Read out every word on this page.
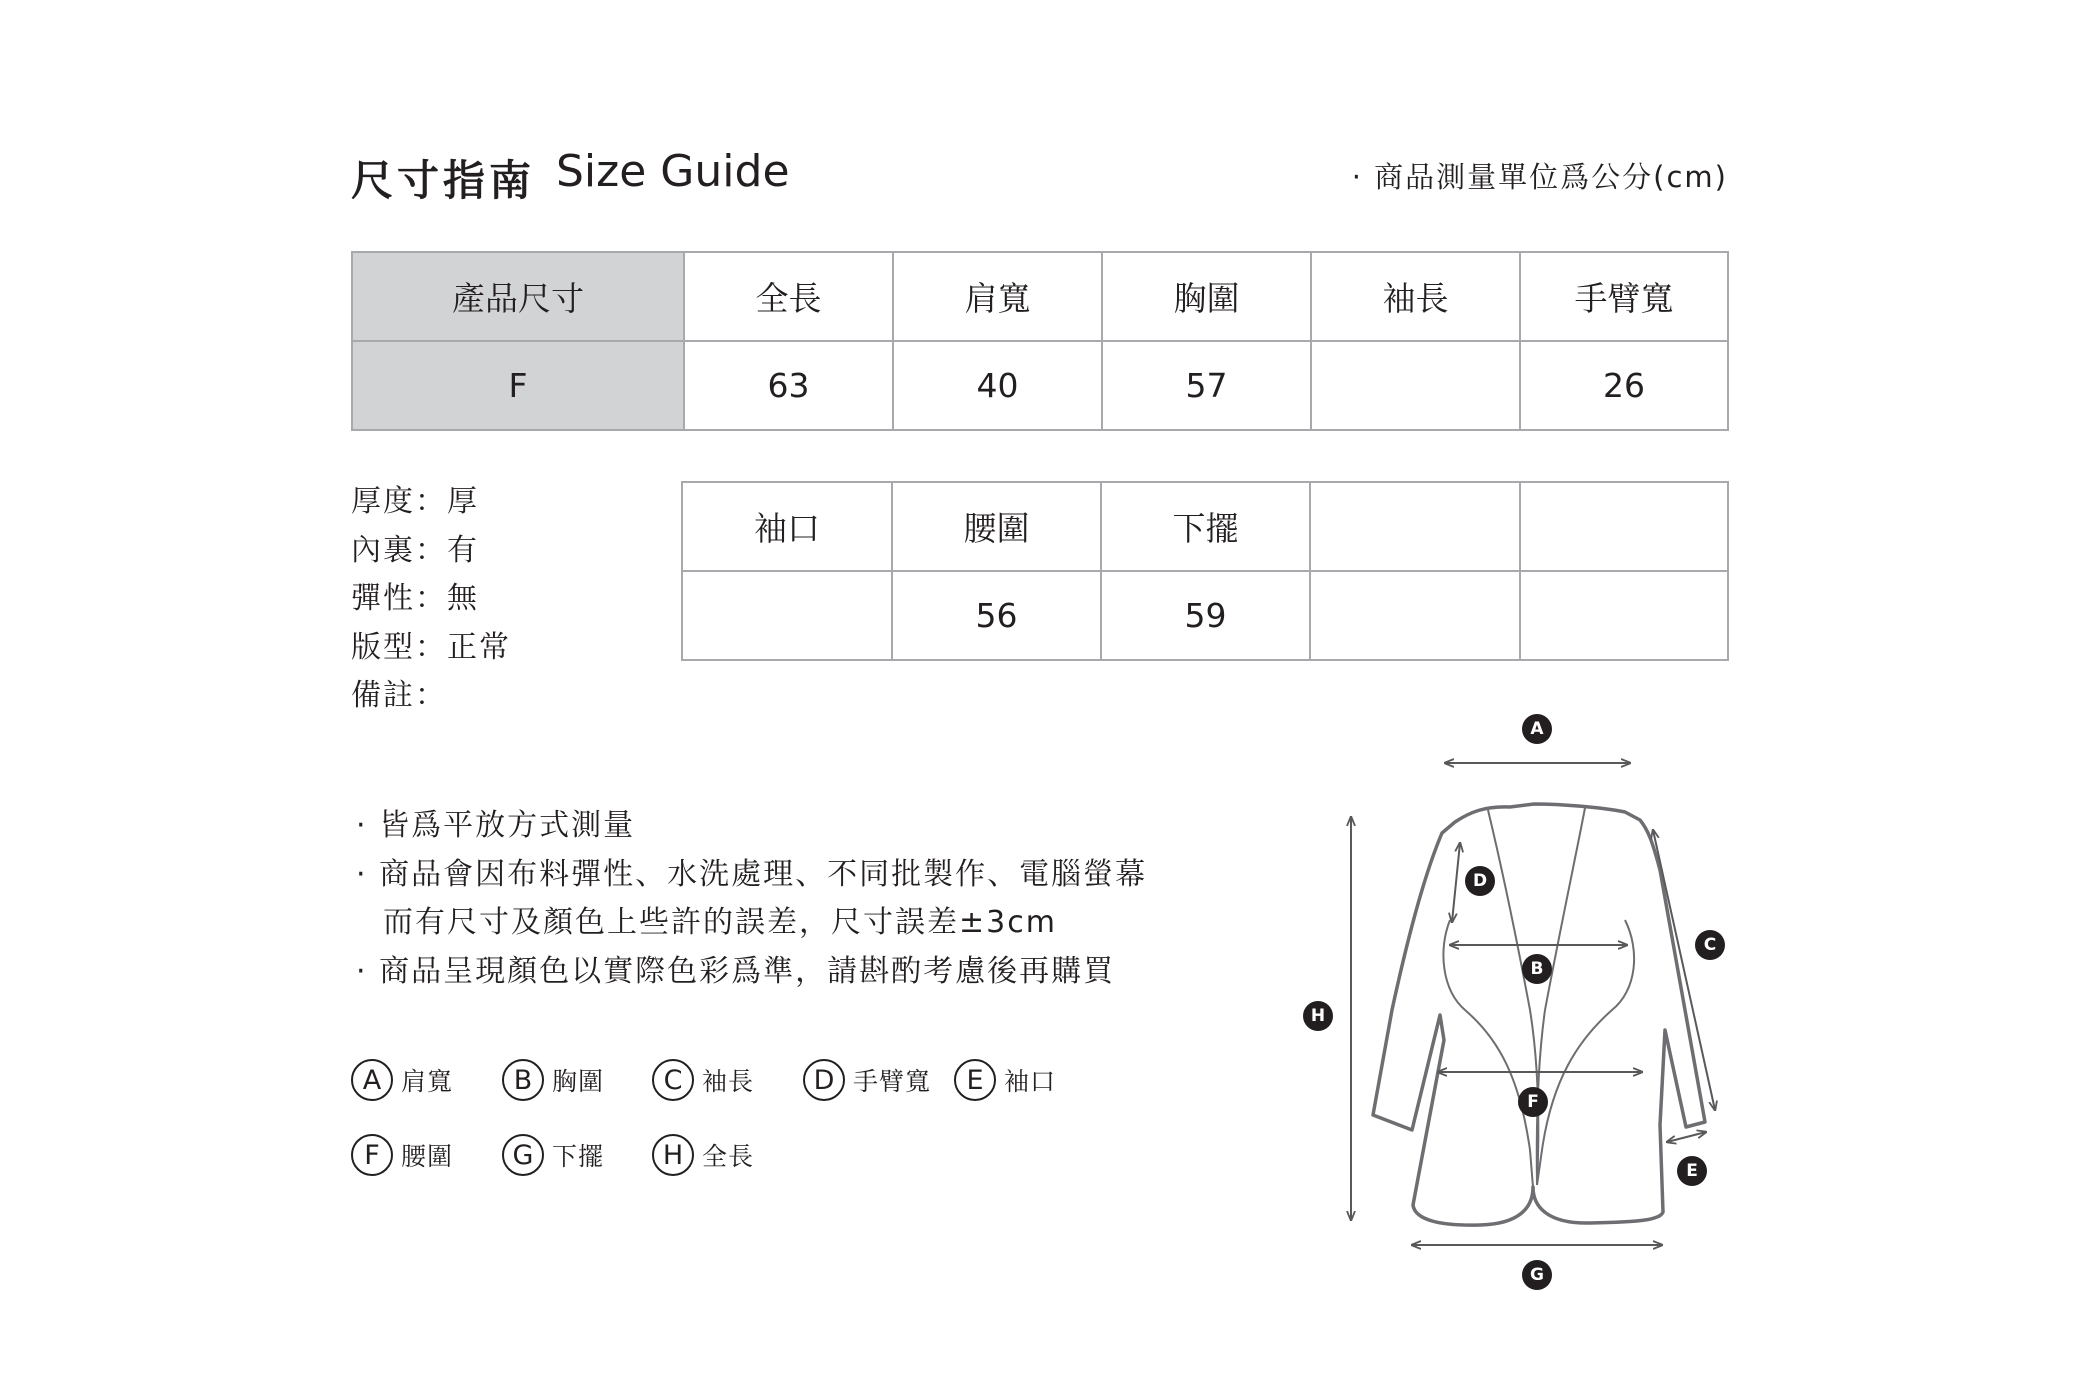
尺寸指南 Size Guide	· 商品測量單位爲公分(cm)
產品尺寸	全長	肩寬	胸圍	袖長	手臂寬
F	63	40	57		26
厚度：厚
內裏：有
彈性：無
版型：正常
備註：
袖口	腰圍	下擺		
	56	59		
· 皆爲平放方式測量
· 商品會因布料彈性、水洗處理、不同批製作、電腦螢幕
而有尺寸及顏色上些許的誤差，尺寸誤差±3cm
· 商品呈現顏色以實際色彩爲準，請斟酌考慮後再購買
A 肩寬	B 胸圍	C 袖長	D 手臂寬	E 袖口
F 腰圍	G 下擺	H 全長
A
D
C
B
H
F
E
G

--

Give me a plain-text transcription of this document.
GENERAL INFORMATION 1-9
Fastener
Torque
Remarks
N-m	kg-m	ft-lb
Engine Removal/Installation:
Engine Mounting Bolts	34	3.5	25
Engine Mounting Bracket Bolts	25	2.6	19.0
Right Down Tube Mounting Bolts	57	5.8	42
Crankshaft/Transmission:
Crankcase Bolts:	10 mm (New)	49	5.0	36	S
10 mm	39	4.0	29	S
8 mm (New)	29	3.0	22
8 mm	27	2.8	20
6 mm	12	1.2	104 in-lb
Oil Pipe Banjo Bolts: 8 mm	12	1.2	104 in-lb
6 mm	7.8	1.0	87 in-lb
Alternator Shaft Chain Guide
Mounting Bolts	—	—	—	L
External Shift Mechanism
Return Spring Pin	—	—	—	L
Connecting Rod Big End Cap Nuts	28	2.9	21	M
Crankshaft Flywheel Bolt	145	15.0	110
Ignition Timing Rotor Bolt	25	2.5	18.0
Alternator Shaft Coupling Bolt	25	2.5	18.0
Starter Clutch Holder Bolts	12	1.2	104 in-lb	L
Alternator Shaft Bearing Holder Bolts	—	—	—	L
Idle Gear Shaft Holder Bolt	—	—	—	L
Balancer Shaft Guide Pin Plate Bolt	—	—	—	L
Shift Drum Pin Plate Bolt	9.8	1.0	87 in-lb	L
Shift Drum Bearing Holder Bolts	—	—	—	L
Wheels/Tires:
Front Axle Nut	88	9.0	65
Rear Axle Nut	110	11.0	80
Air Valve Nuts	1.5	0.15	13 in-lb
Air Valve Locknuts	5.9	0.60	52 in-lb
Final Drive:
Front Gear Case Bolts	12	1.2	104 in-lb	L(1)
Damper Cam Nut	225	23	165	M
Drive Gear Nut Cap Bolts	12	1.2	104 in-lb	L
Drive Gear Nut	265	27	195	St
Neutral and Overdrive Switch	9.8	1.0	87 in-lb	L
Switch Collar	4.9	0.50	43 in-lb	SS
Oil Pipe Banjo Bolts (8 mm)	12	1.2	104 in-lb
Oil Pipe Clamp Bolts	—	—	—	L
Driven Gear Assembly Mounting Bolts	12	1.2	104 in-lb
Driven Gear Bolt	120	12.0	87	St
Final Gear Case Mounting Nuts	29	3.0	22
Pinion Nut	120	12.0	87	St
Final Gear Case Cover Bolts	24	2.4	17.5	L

==

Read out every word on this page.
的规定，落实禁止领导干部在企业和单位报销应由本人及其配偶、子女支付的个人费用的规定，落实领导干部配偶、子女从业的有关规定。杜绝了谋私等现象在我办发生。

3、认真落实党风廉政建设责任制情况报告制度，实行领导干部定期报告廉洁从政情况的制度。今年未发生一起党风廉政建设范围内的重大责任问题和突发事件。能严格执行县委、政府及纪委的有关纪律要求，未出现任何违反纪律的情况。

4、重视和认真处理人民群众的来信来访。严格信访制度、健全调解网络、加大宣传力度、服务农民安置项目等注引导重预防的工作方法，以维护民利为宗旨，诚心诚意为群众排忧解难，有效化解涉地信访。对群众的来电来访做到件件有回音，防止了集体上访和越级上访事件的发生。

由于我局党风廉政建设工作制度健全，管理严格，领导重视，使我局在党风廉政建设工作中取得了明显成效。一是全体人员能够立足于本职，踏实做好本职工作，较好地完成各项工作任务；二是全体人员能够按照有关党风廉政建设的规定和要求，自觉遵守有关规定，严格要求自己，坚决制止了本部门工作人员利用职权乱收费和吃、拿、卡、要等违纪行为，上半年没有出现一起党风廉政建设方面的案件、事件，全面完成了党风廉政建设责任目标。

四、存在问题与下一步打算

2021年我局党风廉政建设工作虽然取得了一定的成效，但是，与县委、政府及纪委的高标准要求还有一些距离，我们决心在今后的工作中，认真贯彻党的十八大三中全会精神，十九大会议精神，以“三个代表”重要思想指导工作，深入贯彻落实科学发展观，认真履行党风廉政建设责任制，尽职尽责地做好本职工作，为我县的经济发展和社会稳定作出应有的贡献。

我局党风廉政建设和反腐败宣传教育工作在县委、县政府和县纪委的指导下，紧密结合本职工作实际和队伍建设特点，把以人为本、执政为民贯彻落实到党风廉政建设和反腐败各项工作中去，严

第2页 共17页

WHAT THIS TASK INVOLVES = List each line of the entries that holds the string "Holder".

CORRECT RESULT =
Starter Clutch Holder Bolts	12	1.2	104 in-lb	L
Alternator Shaft Bearing Holder Bolts	—	—	—	L
Idle Gear Shaft Holder Bolt	—	—	—	L
Shift Drum Bearing Holder Bolts	—	—	—	L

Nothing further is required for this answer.